# THE EXERCISE
Among these lines, how many include "funkce"? Answer only with the number.

Saved entries:
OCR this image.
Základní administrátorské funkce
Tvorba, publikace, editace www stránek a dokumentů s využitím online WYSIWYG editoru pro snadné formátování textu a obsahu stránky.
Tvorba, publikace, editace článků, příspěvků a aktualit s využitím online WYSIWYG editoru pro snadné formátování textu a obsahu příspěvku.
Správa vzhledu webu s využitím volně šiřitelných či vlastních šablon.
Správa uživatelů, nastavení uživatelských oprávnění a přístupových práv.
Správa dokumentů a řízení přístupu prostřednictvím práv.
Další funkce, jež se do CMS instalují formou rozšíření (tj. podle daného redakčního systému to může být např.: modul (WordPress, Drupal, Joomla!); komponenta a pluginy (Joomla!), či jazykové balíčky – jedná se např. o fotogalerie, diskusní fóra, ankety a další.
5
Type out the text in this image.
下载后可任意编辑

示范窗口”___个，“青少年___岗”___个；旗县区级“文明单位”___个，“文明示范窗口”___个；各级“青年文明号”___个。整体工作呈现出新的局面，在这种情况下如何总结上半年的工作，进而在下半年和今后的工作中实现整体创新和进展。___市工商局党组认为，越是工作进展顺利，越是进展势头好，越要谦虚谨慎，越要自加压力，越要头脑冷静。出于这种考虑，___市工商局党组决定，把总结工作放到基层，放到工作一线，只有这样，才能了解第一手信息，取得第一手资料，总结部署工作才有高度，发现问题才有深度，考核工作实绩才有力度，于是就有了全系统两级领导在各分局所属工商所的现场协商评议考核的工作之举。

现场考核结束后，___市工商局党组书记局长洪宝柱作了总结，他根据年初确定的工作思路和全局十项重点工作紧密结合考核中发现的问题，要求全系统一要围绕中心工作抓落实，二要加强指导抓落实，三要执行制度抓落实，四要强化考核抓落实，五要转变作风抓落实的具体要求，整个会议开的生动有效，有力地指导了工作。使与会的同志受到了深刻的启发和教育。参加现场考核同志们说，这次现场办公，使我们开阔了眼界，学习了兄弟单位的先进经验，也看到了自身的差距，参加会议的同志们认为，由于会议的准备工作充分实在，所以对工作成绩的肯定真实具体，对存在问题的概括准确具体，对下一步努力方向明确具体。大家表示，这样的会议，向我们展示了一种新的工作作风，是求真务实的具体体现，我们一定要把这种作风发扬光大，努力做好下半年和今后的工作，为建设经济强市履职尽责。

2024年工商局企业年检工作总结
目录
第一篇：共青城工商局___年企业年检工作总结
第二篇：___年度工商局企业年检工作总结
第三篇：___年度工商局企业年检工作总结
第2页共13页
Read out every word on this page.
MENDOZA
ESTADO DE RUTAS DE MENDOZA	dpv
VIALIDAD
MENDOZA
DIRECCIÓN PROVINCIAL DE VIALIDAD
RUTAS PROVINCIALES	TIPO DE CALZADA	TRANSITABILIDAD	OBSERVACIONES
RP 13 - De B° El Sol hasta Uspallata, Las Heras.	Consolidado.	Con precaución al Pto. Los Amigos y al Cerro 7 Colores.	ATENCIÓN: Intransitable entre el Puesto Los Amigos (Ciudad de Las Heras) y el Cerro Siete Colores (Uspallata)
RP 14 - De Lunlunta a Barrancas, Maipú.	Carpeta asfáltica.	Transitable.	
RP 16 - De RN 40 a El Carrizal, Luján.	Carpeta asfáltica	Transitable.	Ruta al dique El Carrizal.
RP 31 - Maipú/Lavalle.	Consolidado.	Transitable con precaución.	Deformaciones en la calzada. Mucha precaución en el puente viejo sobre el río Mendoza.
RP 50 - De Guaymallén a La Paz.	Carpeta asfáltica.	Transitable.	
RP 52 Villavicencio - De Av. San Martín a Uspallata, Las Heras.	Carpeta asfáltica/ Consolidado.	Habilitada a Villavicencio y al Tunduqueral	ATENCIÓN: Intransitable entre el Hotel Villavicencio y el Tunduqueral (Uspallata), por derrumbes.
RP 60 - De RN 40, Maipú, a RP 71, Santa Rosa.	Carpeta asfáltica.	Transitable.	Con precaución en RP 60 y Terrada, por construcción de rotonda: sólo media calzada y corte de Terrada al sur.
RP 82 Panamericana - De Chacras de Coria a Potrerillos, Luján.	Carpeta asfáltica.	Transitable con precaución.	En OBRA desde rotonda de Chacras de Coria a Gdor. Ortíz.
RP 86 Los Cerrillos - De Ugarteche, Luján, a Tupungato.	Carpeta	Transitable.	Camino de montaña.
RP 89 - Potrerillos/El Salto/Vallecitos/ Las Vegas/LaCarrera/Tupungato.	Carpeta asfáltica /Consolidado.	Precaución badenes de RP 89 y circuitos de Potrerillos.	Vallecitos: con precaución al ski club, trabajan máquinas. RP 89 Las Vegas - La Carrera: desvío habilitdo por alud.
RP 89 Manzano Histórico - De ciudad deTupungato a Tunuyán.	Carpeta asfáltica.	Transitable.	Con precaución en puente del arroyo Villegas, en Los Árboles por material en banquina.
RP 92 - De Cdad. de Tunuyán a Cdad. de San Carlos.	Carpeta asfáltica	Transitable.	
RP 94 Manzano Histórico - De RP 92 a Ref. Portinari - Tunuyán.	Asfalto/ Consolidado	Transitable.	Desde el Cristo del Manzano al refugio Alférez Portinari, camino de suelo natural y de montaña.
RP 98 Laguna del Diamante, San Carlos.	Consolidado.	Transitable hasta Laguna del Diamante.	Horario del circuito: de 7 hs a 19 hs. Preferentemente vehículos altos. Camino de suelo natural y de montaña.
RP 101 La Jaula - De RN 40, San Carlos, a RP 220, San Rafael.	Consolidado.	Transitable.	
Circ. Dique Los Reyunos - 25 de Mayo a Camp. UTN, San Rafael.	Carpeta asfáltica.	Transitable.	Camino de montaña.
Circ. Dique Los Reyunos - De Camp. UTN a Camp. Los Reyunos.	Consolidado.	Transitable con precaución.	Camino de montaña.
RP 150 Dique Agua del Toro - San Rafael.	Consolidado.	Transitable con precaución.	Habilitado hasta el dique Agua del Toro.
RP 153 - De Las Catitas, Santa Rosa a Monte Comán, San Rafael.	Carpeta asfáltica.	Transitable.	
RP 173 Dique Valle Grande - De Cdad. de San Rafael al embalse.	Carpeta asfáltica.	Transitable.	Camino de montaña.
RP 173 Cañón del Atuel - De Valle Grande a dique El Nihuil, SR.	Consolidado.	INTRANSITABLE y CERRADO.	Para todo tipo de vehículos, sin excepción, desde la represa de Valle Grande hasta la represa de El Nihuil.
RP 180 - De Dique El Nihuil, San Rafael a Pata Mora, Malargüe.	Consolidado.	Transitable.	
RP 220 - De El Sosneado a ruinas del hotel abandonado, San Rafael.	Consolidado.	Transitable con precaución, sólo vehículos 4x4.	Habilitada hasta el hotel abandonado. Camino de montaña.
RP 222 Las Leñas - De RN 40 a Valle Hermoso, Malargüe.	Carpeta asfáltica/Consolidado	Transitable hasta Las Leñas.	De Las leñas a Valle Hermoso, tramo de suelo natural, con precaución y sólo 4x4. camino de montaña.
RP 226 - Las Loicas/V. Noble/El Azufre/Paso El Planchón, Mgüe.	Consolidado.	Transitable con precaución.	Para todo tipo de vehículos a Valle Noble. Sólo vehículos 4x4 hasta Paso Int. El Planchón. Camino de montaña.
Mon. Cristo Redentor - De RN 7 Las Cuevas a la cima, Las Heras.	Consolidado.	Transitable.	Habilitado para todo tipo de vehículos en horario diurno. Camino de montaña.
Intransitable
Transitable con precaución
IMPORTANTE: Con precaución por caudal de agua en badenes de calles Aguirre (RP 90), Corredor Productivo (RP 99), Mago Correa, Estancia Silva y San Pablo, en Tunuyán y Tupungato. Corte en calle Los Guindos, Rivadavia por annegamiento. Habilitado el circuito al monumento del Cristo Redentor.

# EXPECTED ANSWER
2